__EXERCISE GOAL__
Search the records for the word "structured" and pick out every line that has it.

* Begin SOURCE RECORDS *

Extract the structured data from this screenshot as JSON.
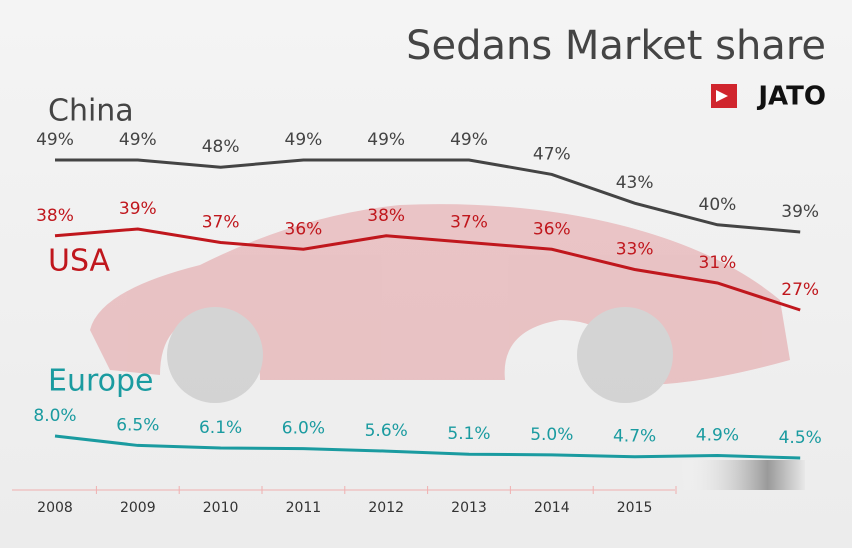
{
  "chart_data": {
    "type": "line",
    "title": "Sedans Market share",
    "logo": "JATO",
    "categories": [
      "2008",
      "2009",
      "2010",
      "2011",
      "2012",
      "2013",
      "2014",
      "2015",
      null,
      null
    ],
    "series": [
      {
        "name": "China",
        "color": "#444444",
        "values": [
          49,
          49,
          48,
          49,
          49,
          49,
          47,
          43,
          40,
          39
        ],
        "value_labels": [
          "49%",
          "49%",
          "48%",
          "49%",
          "49%",
          "49%",
          "47%",
          "43%",
          "40%",
          "39%"
        ]
      },
      {
        "name": "USA",
        "color": "#c0171d",
        "values": [
          38,
          39,
          37,
          36,
          38,
          37,
          36,
          33,
          31,
          27
        ],
        "value_labels": [
          "38%",
          "39%",
          "37%",
          "36%",
          "38%",
          "37%",
          "36%",
          "33%",
          "31%",
          "27%"
        ]
      },
      {
        "name": "Europe",
        "color": "#1a9ba0",
        "values": [
          8.0,
          6.5,
          6.1,
          6.0,
          5.6,
          5.1,
          5.0,
          4.7,
          4.9,
          4.5
        ],
        "value_labels": [
          "8.0%",
          "6.5%",
          "6.1%",
          "6.0%",
          "5.6%",
          "5.1%",
          "5.0%",
          "4.7%",
          "4.9%",
          "4.5%"
        ]
      }
    ]
  }
}
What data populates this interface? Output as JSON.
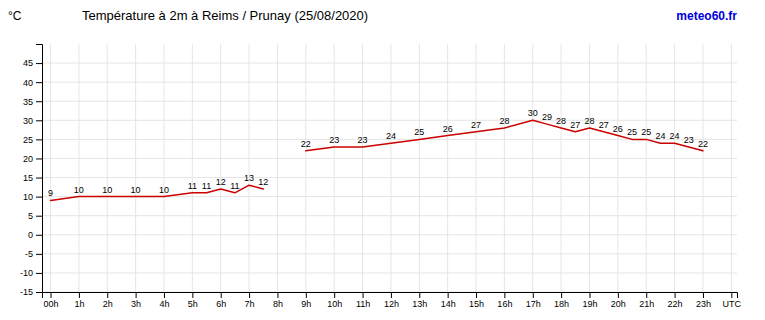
{
  "chart_data": {
    "type": "line",
    "title": "Température à 2m à Reims / Prunay (25/08/2020)",
    "ylabel": "°C",
    "annotations": [
      {
        "text": "meteo60.fr",
        "color": "#0000dd"
      }
    ],
    "series": [
      {
        "color": "#cc0000",
        "x": [
          0,
          1,
          2,
          3,
          4,
          5,
          5.5,
          6,
          6.5,
          7,
          7.5
        ],
        "values": [
          9,
          10,
          10,
          10,
          10,
          11,
          11,
          12,
          11,
          13,
          12
        ]
      },
      {
        "color": "#cc0000",
        "x": [
          9,
          10,
          11,
          12,
          13,
          14,
          15,
          16,
          17,
          17.5,
          18,
          18.5,
          19,
          19.5,
          20,
          20.5,
          21,
          21.5,
          22,
          22.5,
          23
        ],
        "values": [
          22,
          23,
          23,
          24,
          25,
          26,
          27,
          28,
          30,
          29,
          28,
          27,
          28,
          27,
          26,
          25,
          25,
          24,
          24,
          23,
          22
        ]
      }
    ],
    "xlim": [
      -0.3,
      24.2
    ],
    "xticks": [
      {
        "value": 0,
        "label": "00h"
      },
      {
        "value": 1,
        "label": "1h"
      },
      {
        "value": 2,
        "label": "2h"
      },
      {
        "value": 3,
        "label": "3h"
      },
      {
        "value": 4,
        "label": "4h"
      },
      {
        "value": 5,
        "label": "5h"
      },
      {
        "value": 6,
        "label": "6h"
      },
      {
        "value": 7,
        "label": "7h"
      },
      {
        "value": 8,
        "label": "8h"
      },
      {
        "value": 9,
        "label": "9h"
      },
      {
        "value": 10,
        "label": "10h"
      },
      {
        "value": 11,
        "label": "11h"
      },
      {
        "value": 12,
        "label": "12h"
      },
      {
        "value": 13,
        "label": "13h"
      },
      {
        "value": 14,
        "label": "14h"
      },
      {
        "value": 15,
        "label": "15h"
      },
      {
        "value": 16,
        "label": "16h"
      },
      {
        "value": 17,
        "label": "17h"
      },
      {
        "value": 18,
        "label": "18h"
      },
      {
        "value": 19,
        "label": "19h"
      },
      {
        "value": 20,
        "label": "20h"
      },
      {
        "value": 21,
        "label": "21h"
      },
      {
        "value": 22,
        "label": "22h"
      },
      {
        "value": 23,
        "label": "23h"
      },
      {
        "value": 24,
        "label": "UTC"
      }
    ],
    "ylim": [
      -15,
      50
    ],
    "yticks": [
      -15,
      -10,
      -5,
      0,
      5,
      10,
      15,
      20,
      25,
      30,
      35,
      40,
      45
    ],
    "grid": true,
    "data_labels": true
  }
}
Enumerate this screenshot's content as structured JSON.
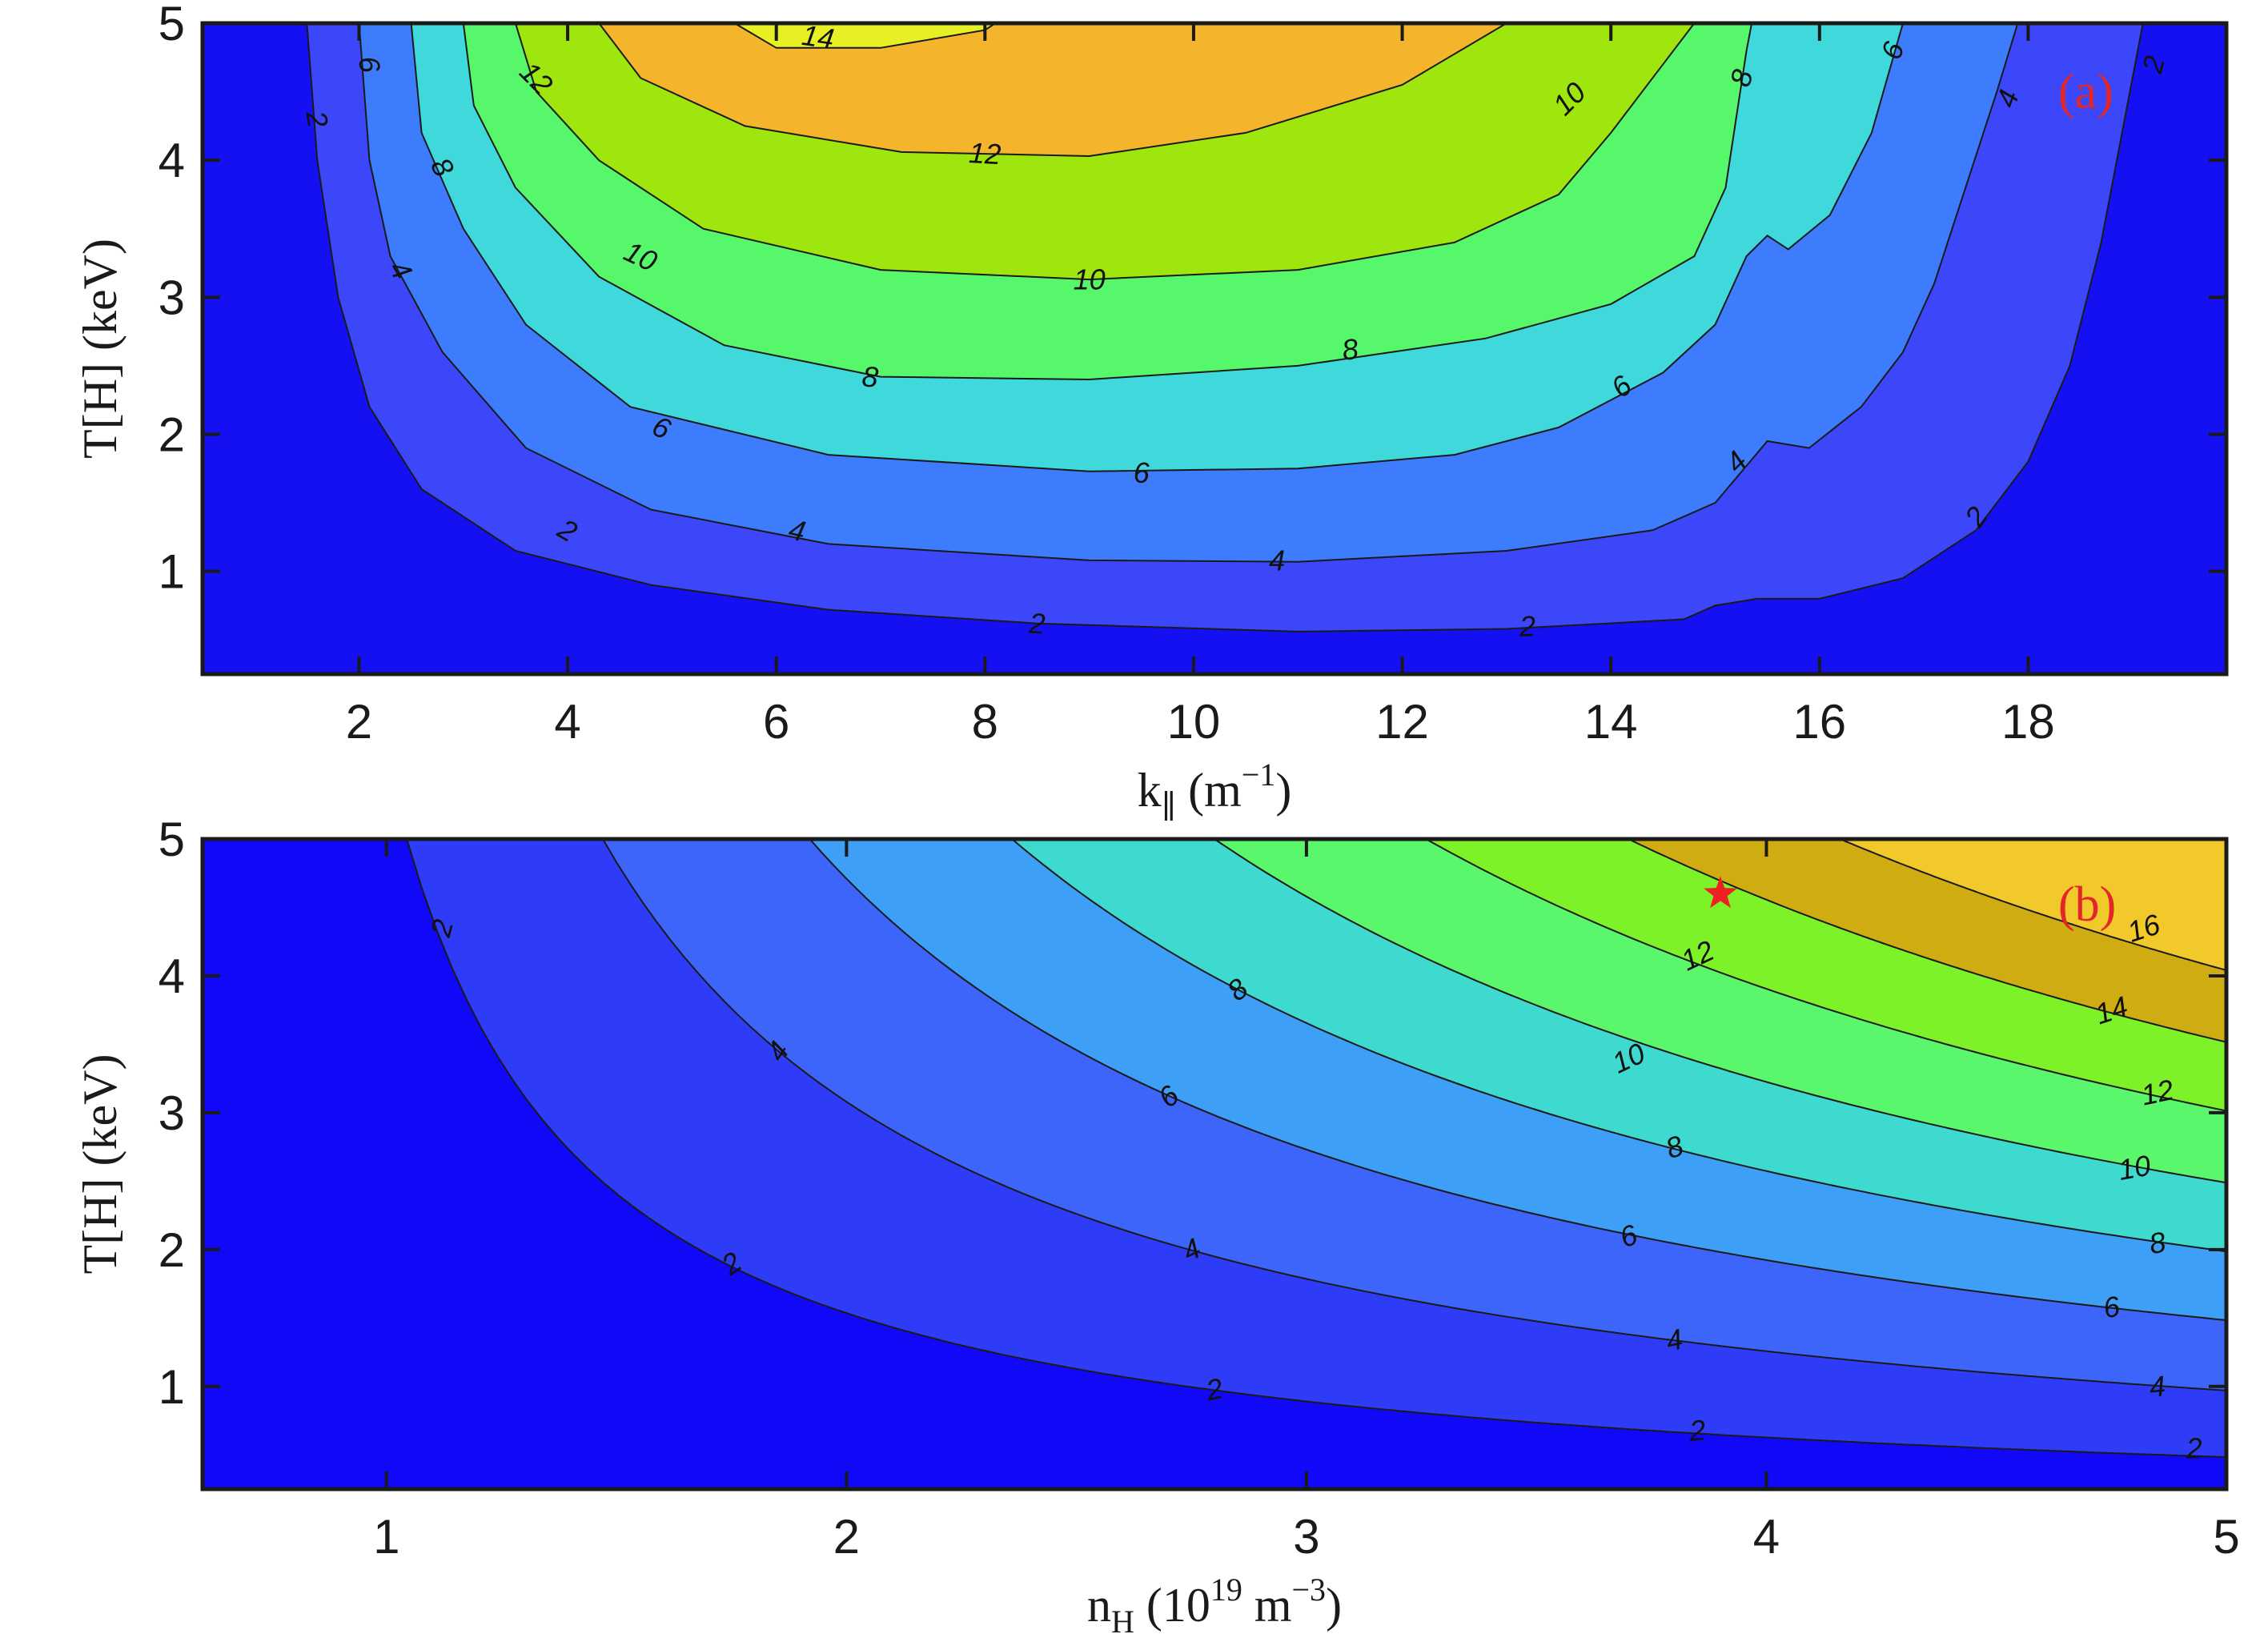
{
  "chart_data": [
    {
      "type": "contour",
      "panel_label": "(a)",
      "xlabel": {
        "main": "k",
        "sub": "∥",
        "open": " (m",
        "sup": "−1",
        "close": ")"
      },
      "ylabel": "T[H] (keV)",
      "xlim": [
        0.5,
        19.9
      ],
      "ylim": [
        0.25,
        5
      ],
      "xticks": [
        2,
        4,
        6,
        8,
        10,
        12,
        14,
        16,
        18
      ],
      "yticks": [
        1,
        2,
        3,
        4,
        5
      ],
      "levels": [
        2,
        4,
        6,
        8,
        10,
        12,
        14
      ],
      "fill_colors": [
        "#1410f2",
        "#3b47f8",
        "#3d7cfc",
        "#3fd9db",
        "#56f76a",
        "#9ee60d",
        "#f4b52c",
        "#e6f024"
      ],
      "contours": [
        {
          "level": 2,
          "points": [
            [
              1.5,
              5.0
            ],
            [
              1.6,
              4.0
            ],
            [
              1.8,
              3.0
            ],
            [
              2.1,
              2.2
            ],
            [
              2.6,
              1.6
            ],
            [
              3.5,
              1.15
            ],
            [
              4.8,
              0.9
            ],
            [
              6.5,
              0.72
            ],
            [
              8.5,
              0.62
            ],
            [
              11,
              0.56
            ],
            [
              13,
              0.58
            ],
            [
              14.7,
              0.65
            ],
            [
              15.0,
              0.75
            ],
            [
              15.4,
              0.8
            ],
            [
              16,
              0.8
            ],
            [
              16.8,
              0.95
            ],
            [
              17.5,
              1.3
            ],
            [
              18.0,
              1.8
            ],
            [
              18.4,
              2.5
            ],
            [
              18.7,
              3.4
            ],
            [
              18.9,
              4.2
            ],
            [
              19.1,
              5.0
            ]
          ]
        },
        {
          "level": 4,
          "points": [
            [
              2.0,
              5.0
            ],
            [
              2.1,
              4.0
            ],
            [
              2.3,
              3.3
            ],
            [
              2.8,
              2.6
            ],
            [
              3.6,
              1.9
            ],
            [
              4.8,
              1.45
            ],
            [
              6.5,
              1.2
            ],
            [
              9,
              1.08
            ],
            [
              11,
              1.07
            ],
            [
              13,
              1.15
            ],
            [
              14.4,
              1.3
            ],
            [
              15.0,
              1.5
            ],
            [
              15.5,
              1.95
            ],
            [
              15.9,
              1.9
            ],
            [
              16.4,
              2.2
            ],
            [
              16.8,
              2.6
            ],
            [
              17.1,
              3.1
            ],
            [
              17.4,
              3.8
            ],
            [
              17.7,
              4.5
            ],
            [
              17.9,
              5.0
            ]
          ]
        },
        {
          "level": 6,
          "points": [
            [
              2.5,
              5.0
            ],
            [
              2.6,
              4.2
            ],
            [
              3.0,
              3.5
            ],
            [
              3.6,
              2.8
            ],
            [
              4.6,
              2.2
            ],
            [
              6.5,
              1.85
            ],
            [
              9,
              1.73
            ],
            [
              11,
              1.75
            ],
            [
              12.5,
              1.85
            ],
            [
              13.5,
              2.05
            ],
            [
              14.5,
              2.45
            ],
            [
              15.0,
              2.8
            ],
            [
              15.3,
              3.3
            ],
            [
              15.5,
              3.45
            ],
            [
              15.7,
              3.35
            ],
            [
              16.1,
              3.6
            ],
            [
              16.5,
              4.2
            ],
            [
              16.8,
              5.0
            ]
          ]
        },
        {
          "level": 8,
          "points": [
            [
              3.0,
              5.0
            ],
            [
              3.1,
              4.4
            ],
            [
              3.5,
              3.8
            ],
            [
              4.3,
              3.15
            ],
            [
              5.5,
              2.65
            ],
            [
              7,
              2.42
            ],
            [
              9,
              2.4
            ],
            [
              11,
              2.5
            ],
            [
              12.8,
              2.7
            ],
            [
              14.0,
              2.95
            ],
            [
              14.8,
              3.3
            ],
            [
              15.1,
              3.8
            ],
            [
              15.2,
              4.3
            ],
            [
              15.3,
              4.8
            ],
            [
              15.35,
              5.0
            ]
          ]
        },
        {
          "level": 10,
          "points": [
            [
              3.5,
              5.0
            ],
            [
              3.7,
              4.5
            ],
            [
              4.3,
              4.0
            ],
            [
              5.3,
              3.5
            ],
            [
              7,
              3.2
            ],
            [
              9,
              3.13
            ],
            [
              11,
              3.2
            ],
            [
              12.5,
              3.4
            ],
            [
              13.5,
              3.75
            ],
            [
              14.0,
              4.2
            ],
            [
              14.5,
              4.7
            ],
            [
              14.8,
              5.0
            ]
          ]
        },
        {
          "level": 12,
          "points": [
            [
              4.3,
              5.0
            ],
            [
              4.7,
              4.6
            ],
            [
              5.7,
              4.25
            ],
            [
              7.2,
              4.06
            ],
            [
              9,
              4.03
            ],
            [
              10.5,
              4.2
            ],
            [
              12,
              4.55
            ],
            [
              13.0,
              5.0
            ]
          ]
        },
        {
          "level": 14,
          "points": [
            [
              5.6,
              5.0
            ],
            [
              6.0,
              4.82
            ],
            [
              7.0,
              4.82
            ],
            [
              8.0,
              4.95
            ],
            [
              8.1,
              5.0
            ]
          ]
        }
      ],
      "contour_labels": [
        {
          "text": "2",
          "x": 1.6,
          "y": 4.3,
          "angle": 80
        },
        {
          "text": "2",
          "x": 4.0,
          "y": 1.3,
          "angle": 30
        },
        {
          "text": "2",
          "x": 8.5,
          "y": 0.62,
          "angle": 3
        },
        {
          "text": "2",
          "x": 13.2,
          "y": 0.6,
          "angle": -2
        },
        {
          "text": "2",
          "x": 17.5,
          "y": 1.4,
          "angle": -55
        },
        {
          "text": "2",
          "x": 19.2,
          "y": 4.7,
          "angle": -75
        },
        {
          "text": "4",
          "x": 2.4,
          "y": 3.2,
          "angle": 60
        },
        {
          "text": "4",
          "x": 6.2,
          "y": 1.3,
          "angle": 12
        },
        {
          "text": "4",
          "x": 10.8,
          "y": 1.08,
          "angle": 0
        },
        {
          "text": "4",
          "x": 15.2,
          "y": 1.8,
          "angle": -45
        },
        {
          "text": "4",
          "x": 17.8,
          "y": 4.45,
          "angle": -70
        },
        {
          "text": "6",
          "x": 2.1,
          "y": 4.7,
          "angle": 80
        },
        {
          "text": "6",
          "x": 4.9,
          "y": 2.05,
          "angle": 25
        },
        {
          "text": "6",
          "x": 9.5,
          "y": 1.72,
          "angle": 0
        },
        {
          "text": "6",
          "x": 14.1,
          "y": 2.35,
          "angle": -40
        },
        {
          "text": "6",
          "x": 16.7,
          "y": 4.8,
          "angle": -70
        },
        {
          "text": "8",
          "x": 2.8,
          "y": 3.95,
          "angle": 60
        },
        {
          "text": "8",
          "x": 6.9,
          "y": 2.42,
          "angle": 5
        },
        {
          "text": "8",
          "x": 11.5,
          "y": 2.62,
          "angle": -8
        },
        {
          "text": "8",
          "x": 15.25,
          "y": 4.6,
          "angle": -75
        },
        {
          "text": "10",
          "x": 4.7,
          "y": 3.3,
          "angle": 25
        },
        {
          "text": "10",
          "x": 9.0,
          "y": 3.13,
          "angle": 0
        },
        {
          "text": "10",
          "x": 13.6,
          "y": 4.45,
          "angle": -45
        },
        {
          "text": "12",
          "x": 3.7,
          "y": 4.6,
          "angle": 45
        },
        {
          "text": "12",
          "x": 8.0,
          "y": 4.05,
          "angle": 3
        },
        {
          "text": "14",
          "x": 6.4,
          "y": 4.9,
          "angle": 8
        }
      ]
    },
    {
      "type": "contour",
      "panel_label": "(b)",
      "xlabel": {
        "main": "n",
        "sub": "H",
        "open": " (10",
        "sup": "19",
        "mid": " m",
        "sup2": "−3",
        "close": ")"
      },
      "ylabel": "T[H] (keV)",
      "xlim": [
        0.6,
        5.0
      ],
      "ylim": [
        0.25,
        5
      ],
      "xticks": [
        1,
        2,
        3,
        4,
        5
      ],
      "yticks": [
        1,
        2,
        3,
        4,
        5
      ],
      "levels": [
        2,
        4,
        6,
        8,
        10,
        12,
        14,
        16
      ],
      "fill_colors": [
        "#1008f6",
        "#2f3cf7",
        "#3e65fa",
        "#3d9ff5",
        "#3ed9cf",
        "#5af76c",
        "#7ef229",
        "#cfad12",
        "#f2c92a"
      ],
      "contours": [
        {
          "level": 2,
          "formula": "T = 2.12 / (n - 0.62)"
        },
        {
          "level": 4,
          "formula": "T = 4.25 / (n - 0.62)"
        },
        {
          "level": 6,
          "formula": "T = 6.5 / (n - 0.62)"
        },
        {
          "level": 8,
          "formula": "T = 8.7 / (n - 0.62)"
        },
        {
          "level": 10,
          "formula": "T = 10.9 / (n - 0.62)"
        },
        {
          "level": 12,
          "formula": "T = 13.2 / (n - 0.62)"
        },
        {
          "level": 14,
          "formula": "T = 15.4 / (n - 0.62)"
        },
        {
          "level": 16,
          "formula": "T = 17.7 / (n - 0.62)"
        }
      ],
      "contour_labels": [
        {
          "text": "2",
          "x": 1.12,
          "y": 4.35,
          "angle": -75
        },
        {
          "text": "2",
          "x": 1.75,
          "y": 1.9,
          "angle": -35
        },
        {
          "text": "2",
          "x": 2.8,
          "y": 0.98,
          "angle": -12
        },
        {
          "text": "2",
          "x": 3.85,
          "y": 0.68,
          "angle": -5
        },
        {
          "text": "2",
          "x": 4.93,
          "y": 0.55,
          "angle": -3
        },
        {
          "text": "4",
          "x": 1.85,
          "y": 3.45,
          "angle": -55
        },
        {
          "text": "4",
          "x": 2.75,
          "y": 2.0,
          "angle": -25
        },
        {
          "text": "4",
          "x": 3.8,
          "y": 1.34,
          "angle": -12
        },
        {
          "text": "4",
          "x": 4.85,
          "y": 1.0,
          "angle": -6
        },
        {
          "text": "6",
          "x": 2.7,
          "y": 3.12,
          "angle": -40
        },
        {
          "text": "6",
          "x": 3.7,
          "y": 2.1,
          "angle": -20
        },
        {
          "text": "6",
          "x": 4.75,
          "y": 1.58,
          "angle": -10
        },
        {
          "text": "8",
          "x": 2.85,
          "y": 3.9,
          "angle": -40
        },
        {
          "text": "8",
          "x": 3.8,
          "y": 2.75,
          "angle": -20
        },
        {
          "text": "8",
          "x": 4.85,
          "y": 2.05,
          "angle": -10
        },
        {
          "text": "10",
          "x": 3.7,
          "y": 3.4,
          "angle": -25
        },
        {
          "text": "10",
          "x": 4.8,
          "y": 2.6,
          "angle": -10
        },
        {
          "text": "12",
          "x": 3.85,
          "y": 4.15,
          "angle": -25
        },
        {
          "text": "12",
          "x": 4.85,
          "y": 3.15,
          "angle": -12
        },
        {
          "text": "14",
          "x": 4.75,
          "y": 3.75,
          "angle": -18
        },
        {
          "text": "16",
          "x": 4.82,
          "y": 4.35,
          "angle": -18
        }
      ],
      "marker": {
        "symbol": "star",
        "x": 3.9,
        "y": 4.6,
        "color": "#f01f24"
      }
    }
  ]
}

* End SOURCE RECORDS *

__RESPONSE TO THIS TASK__
Extract the structured data from this screenshot as JSON.
Enumerate this screenshot's content as structured JSON.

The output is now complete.